When adding a table for the first time, it may be necessary to send the entire content of the table to the middleware and on to the target systems first before turning on a real time replication. To request the snapshot, press F20 on the Table Details screen to access Snapshot Details screen, and set Snapshot flag to Y. When the workflow is started it will first capture the data currently in the table (or a subset of the data if the optional selection criteria is supplied). By default the flag will be reset to N after the snapshot run is completed, and can be overriden by "Request snapshot on each run" flag. It is also possible to instruct InfoCDC to ignore any errors related to snapshot capture and just start the replication flow.
Press Enter to save the Snapshot configuration, then F12 to exit back to Table Details page. When the table configuration is saved after pressing F10, the product will perform the following steps:
- Auto-detect the Journal associated with the table
- Auto-generate the Format table - the empty table that reflects the structure of the data queue message for this particular table
- Auto-generate Journal listener job name (the job that will listen for journal changes)
- Auto-generate the Replication Data Queue (the DQ that the external client will be polling)
- Auto-configure the Replication Flow configuration if not already defined
The Kafka or Mulesoft configuration will need the Format table name and Replication Data Queue name in library INFOCDCDTA in order to start listening for the changes.
When the replication flow starts, it will check if the snapshot is required, and will process the initial data load first then start the journal listener job.

Labeled box records
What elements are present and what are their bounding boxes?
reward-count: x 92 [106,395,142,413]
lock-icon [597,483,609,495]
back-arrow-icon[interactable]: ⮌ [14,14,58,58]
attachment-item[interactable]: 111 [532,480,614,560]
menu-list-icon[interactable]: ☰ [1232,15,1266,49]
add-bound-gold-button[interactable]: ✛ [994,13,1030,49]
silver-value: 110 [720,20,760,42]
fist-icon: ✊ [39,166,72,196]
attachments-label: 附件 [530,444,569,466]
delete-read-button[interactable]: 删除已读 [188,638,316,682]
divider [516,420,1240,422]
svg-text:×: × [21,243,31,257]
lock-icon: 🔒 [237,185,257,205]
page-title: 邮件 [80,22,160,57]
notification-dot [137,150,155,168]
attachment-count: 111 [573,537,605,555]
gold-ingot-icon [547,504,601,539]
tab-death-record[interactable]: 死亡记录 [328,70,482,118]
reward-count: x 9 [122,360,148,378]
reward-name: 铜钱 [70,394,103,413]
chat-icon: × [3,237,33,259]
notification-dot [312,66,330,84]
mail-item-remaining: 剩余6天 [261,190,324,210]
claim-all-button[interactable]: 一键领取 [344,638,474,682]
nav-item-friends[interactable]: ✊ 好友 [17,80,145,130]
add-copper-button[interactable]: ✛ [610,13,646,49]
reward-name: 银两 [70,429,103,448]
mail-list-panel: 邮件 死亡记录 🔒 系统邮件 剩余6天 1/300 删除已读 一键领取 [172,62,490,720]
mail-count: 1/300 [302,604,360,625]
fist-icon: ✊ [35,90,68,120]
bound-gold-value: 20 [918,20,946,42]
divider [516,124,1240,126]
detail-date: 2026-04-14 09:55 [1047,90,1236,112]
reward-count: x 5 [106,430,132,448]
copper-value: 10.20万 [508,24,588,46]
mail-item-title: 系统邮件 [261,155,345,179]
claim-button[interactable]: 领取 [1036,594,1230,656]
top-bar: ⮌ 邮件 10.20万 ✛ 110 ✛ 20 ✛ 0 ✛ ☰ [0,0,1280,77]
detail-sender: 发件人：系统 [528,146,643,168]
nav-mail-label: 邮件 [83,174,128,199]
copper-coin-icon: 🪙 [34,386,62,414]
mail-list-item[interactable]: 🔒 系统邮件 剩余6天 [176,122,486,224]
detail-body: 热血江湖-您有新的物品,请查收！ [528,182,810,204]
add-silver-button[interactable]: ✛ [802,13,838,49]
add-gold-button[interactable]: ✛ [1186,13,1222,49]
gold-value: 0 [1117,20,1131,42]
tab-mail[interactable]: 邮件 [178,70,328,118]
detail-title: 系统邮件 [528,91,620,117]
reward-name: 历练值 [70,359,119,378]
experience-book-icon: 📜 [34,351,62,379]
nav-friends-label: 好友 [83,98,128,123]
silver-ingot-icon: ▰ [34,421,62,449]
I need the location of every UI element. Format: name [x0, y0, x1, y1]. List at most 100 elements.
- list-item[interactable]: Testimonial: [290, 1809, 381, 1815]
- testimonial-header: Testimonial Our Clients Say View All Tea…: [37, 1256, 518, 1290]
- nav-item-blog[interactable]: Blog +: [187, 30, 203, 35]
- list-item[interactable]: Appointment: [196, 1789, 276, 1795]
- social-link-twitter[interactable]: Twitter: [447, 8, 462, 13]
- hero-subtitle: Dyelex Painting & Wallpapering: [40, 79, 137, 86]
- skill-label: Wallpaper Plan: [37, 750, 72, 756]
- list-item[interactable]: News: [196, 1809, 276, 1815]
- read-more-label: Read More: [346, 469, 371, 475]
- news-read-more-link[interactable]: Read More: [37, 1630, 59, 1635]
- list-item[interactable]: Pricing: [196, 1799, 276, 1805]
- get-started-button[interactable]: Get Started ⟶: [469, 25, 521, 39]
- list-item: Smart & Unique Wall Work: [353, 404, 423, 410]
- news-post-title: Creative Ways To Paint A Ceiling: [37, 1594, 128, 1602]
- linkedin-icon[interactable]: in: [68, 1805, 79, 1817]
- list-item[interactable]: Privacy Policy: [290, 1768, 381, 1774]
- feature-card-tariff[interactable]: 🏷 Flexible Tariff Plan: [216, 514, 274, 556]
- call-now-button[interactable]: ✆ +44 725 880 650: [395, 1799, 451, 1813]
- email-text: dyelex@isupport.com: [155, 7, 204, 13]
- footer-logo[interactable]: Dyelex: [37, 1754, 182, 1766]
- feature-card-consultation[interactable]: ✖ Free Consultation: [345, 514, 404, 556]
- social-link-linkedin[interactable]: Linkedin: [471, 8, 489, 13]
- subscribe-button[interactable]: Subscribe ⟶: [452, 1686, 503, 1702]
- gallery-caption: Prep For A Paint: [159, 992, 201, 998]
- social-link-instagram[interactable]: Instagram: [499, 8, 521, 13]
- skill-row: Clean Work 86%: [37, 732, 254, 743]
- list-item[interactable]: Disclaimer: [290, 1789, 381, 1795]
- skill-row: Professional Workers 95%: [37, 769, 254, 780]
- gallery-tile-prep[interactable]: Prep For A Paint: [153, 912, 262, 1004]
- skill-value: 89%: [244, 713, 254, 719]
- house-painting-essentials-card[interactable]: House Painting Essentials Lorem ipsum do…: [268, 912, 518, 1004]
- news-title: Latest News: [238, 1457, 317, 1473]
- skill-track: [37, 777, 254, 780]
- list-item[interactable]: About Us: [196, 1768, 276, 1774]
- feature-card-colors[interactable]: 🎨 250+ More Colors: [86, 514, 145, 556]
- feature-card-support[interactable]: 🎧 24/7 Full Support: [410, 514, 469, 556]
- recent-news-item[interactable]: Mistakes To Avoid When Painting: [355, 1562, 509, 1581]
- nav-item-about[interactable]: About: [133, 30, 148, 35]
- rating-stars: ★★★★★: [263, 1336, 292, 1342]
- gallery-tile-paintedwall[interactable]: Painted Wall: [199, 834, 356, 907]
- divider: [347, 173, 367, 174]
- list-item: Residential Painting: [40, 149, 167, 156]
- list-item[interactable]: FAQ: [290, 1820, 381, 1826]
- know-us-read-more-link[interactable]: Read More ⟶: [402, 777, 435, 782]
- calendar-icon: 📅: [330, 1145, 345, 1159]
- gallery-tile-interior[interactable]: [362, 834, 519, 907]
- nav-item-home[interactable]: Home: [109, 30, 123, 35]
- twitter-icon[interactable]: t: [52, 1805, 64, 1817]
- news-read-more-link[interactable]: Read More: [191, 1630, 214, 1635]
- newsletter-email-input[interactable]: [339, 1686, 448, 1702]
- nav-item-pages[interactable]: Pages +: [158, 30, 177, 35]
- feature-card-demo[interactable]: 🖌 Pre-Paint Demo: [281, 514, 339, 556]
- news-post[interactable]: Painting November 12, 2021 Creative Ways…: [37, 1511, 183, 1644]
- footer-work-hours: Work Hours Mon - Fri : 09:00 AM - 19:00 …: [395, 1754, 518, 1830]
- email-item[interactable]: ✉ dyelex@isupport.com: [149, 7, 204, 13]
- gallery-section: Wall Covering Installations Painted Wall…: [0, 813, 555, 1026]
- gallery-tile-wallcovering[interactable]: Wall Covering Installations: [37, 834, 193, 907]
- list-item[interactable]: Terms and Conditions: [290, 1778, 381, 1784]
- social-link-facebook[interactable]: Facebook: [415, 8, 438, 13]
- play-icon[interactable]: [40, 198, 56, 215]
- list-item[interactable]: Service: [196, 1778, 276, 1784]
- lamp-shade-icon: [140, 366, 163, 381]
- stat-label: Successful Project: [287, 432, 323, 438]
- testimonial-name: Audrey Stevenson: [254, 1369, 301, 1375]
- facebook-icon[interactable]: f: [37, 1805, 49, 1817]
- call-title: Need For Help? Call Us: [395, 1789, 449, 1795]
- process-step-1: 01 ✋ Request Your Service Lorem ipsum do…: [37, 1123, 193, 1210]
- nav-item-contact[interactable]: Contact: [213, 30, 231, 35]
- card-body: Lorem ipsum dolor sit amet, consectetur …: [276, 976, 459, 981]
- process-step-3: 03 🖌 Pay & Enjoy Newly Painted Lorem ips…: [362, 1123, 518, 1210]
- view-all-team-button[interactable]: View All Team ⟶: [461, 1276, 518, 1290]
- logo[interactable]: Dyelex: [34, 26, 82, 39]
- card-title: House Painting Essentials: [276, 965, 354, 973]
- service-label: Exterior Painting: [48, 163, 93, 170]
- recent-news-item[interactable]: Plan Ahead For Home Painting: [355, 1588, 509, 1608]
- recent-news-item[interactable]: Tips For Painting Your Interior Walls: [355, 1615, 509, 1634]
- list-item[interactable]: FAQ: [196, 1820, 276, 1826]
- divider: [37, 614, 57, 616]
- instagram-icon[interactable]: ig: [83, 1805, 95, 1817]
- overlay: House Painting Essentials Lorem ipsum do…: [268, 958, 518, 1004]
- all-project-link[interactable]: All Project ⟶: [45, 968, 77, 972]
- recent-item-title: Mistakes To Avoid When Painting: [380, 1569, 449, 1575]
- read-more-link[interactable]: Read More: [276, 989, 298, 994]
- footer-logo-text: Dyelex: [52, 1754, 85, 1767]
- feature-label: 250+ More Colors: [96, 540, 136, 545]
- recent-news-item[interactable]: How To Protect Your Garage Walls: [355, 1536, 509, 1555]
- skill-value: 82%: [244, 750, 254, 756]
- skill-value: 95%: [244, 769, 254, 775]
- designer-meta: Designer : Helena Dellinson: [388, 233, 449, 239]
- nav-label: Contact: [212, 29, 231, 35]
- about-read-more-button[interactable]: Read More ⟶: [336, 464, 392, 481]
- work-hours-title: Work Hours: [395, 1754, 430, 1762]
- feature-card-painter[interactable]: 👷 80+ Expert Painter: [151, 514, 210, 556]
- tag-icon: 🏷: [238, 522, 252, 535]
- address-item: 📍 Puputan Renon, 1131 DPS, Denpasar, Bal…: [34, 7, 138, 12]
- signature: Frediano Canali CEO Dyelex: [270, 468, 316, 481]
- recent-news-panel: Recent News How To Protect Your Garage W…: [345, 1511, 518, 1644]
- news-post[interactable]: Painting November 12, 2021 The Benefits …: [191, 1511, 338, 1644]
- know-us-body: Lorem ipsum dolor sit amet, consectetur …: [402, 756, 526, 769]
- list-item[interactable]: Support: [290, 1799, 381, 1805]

#### REQUIRED ACTIONS
[A] Translate this sentence from the InfoCDC replication setup text into Spanish: "Press Enter to save the Snapshot configuration, then F12 to exit back to Table Details page."
[B] Extend the InfoCDC replication setup text, starting right after its final sentence.

#### OUTPUTS FOR THE TASKS
[A] Pulse Intro para guardar la configuración de Snapshot y luego F12 para volver a la página Table Details.

[B]
In order to apply configuration changes to the tables that are currently being replicated, user needs to stop the replication flow first (see the Replication Flow Management section below).
Use option 4 to remove the table from InfoCDC flow. The option will remove the table definition, as well as all auto-generated objects (data queues, format files, job queues, and replication flow definitions if this is the last table for given journal).
Use option 6 to refresh table definition. It will pull the latest and greatest table structure and associated journal, and will re-build the format file. If the table is now journaled to a different journal, InfoCDC will auto-create a replication workflow for that journal, along with necessary objects such as staging data queue and replication job queues.
Replication Flow Management
Option 2 on the main InfoCDC menu brings us to the Replication Flow Management screen:
When the table is added to the configuration, the Workflow entry is automatically added to this screen if not already defined. Multiple tables journaled into a single journal will have a single Replication flow entry on this screen. Initially, the workflow will be added in INACTIVE status to allow the CDC client (Kafka flows or Mulesoft apps) to connect to the appropriate DQ and start listening. When everything is ready, start the flow using option 1, or use function key F2 to start all inactive workflows in one step. Press F5 to refresh the screen and ensure the intended flows are active.
Sometimes it is necessary to replay the journal entries from the earlier point in time, for example when the target systems request to resend and reprocess the historical data. Use option 9 of workflow management screen to reset sequence number. It is important to note that the requested journal sequence number must exist in the specified journal receiver.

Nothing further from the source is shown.